Begin DATASET RECORDS

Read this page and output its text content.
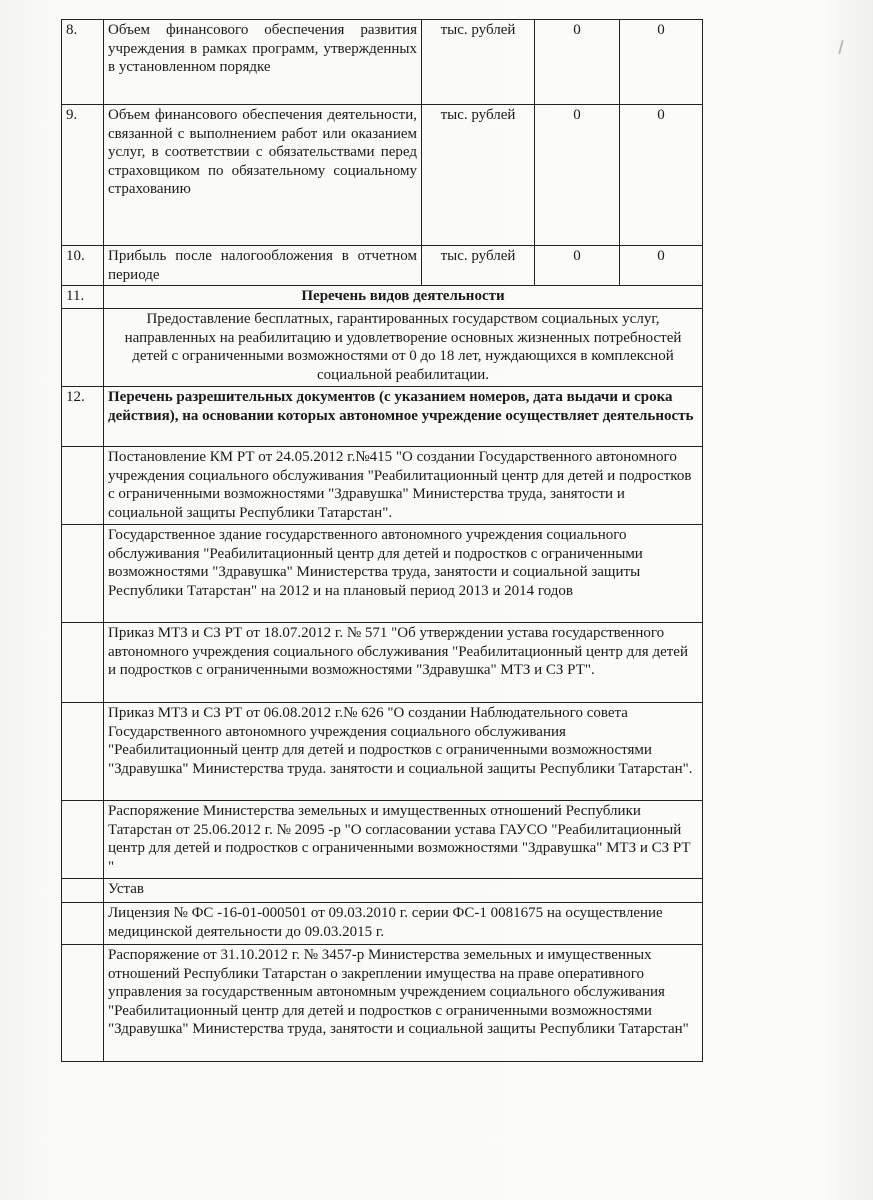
8.	Объем финансового обеспечения развития учреждения в рамках программ, утвержденных в установленном порядке	тыс. рублей	0	0
9.	Объем финансового обеспечения деятельности, связанной с выполнением работ или оказанием услуг, в соответствии с обязательствами перед страховщиком по обязательному социальному страхованию	тыс. рублей	0	0
10.	Прибыль после налогообложения в отчетном периоде	тыс. рублей	0	0
11.	Перечень видов деятельности			
	Предоставление бесплатных, гарантированных государством социальных услуг, направленных на реабилитацию и удовлетворение основных жизненных потребностей детей с ограниченными возможностями от 0 до 18 лет, нуждающихся в комплексной социальной реабилитации.			
12.	Перечень разрешительных документов (с указанием номеров, дата выдачи и срока действия), на основании которых автономное учреждение осуществляет деятельность			
	Постановление КМ РТ от 24.05.2012 г.№415 "О создании Государственного автономного учреждения социального обслуживания "Реабилитационный центр для детей и подростков с ограниченными возможностями "Здравушка" Министерства труда, занятости и социальной защиты Республики Татарстан".			
	Государственное здание государственного автономного учреждения социального обслуживания "Реабилитационный центр для детей и подростков с ограниченными возможностями "Здравушка" Министерства труда, занятости и социальной защиты Республики Татарстан" на 2012 и на плановый период 2013 и 2014 годов			
	Приказ МТЗ и СЗ РТ от 18.07.2012 г. № 571 "Об утверждении устава государственного автономного учреждения социального обслуживания "Реабилитационный центр для детей и подростков с ограниченными возможностями "Здравушка" МТЗ и СЗ РТ".			
	Приказ МТЗ и СЗ РТ от 06.08.2012 г.№ 626 "О создании Наблюдательного совета Государственного автономного учреждения социального обслуживания "Реабилитационный центр для детей и подростков с ограниченными возможностями "Здравушка" Министерства труда. занятости и социальной защиты Республики Татарстан".			
	Распоряжение Министерства земельных и имущественных отношений Республики Татарстан от 25.06.2012 г. № 2095 -р "О согласовании устава ГАУСО "Реабилитационный центр для детей и подростков с ограниченными возможностями "Здравушка" МТЗ и СЗ РТ "			
	Устав			
	Лицензия № ФС -16-01-000501 от 09.03.2010 г. серии ФС-1 0081675 на осуществление медицинской деятельности до 09.03.2015 г.			
	Распоряжение от 31.10.2012 г. № 3457-р Министерства земельных и имущественных отношений Республики Татарстан о закреплении имущества на праве оперативного управления за государственным автономным учреждением социального обслуживания "Реабилитационный центр для детей и подростков с ограниченными возможностями "Здравушка" Министерства труда, занятости и социальной защиты Республики Татарстан"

End DATASET RECORDS

TASK STATEMENT: Your task is to collect every line above that contains the word "деятельности".

FULL SOLUTION:
9.	Объем финансового обеспечения деятельности, связанной с выполнением работ или оказанием услуг, в соответствии с обязательствами перед страховщиком по обязательному социальному страхованию	тыс. рублей	0	0
11.	Перечень видов деятельности			
	Лицензия № ФС -16-01-000501 от 09.03.2010 г. серии ФС-1 0081675 на осуществление медицинской деятельности до 09.03.2015 г.			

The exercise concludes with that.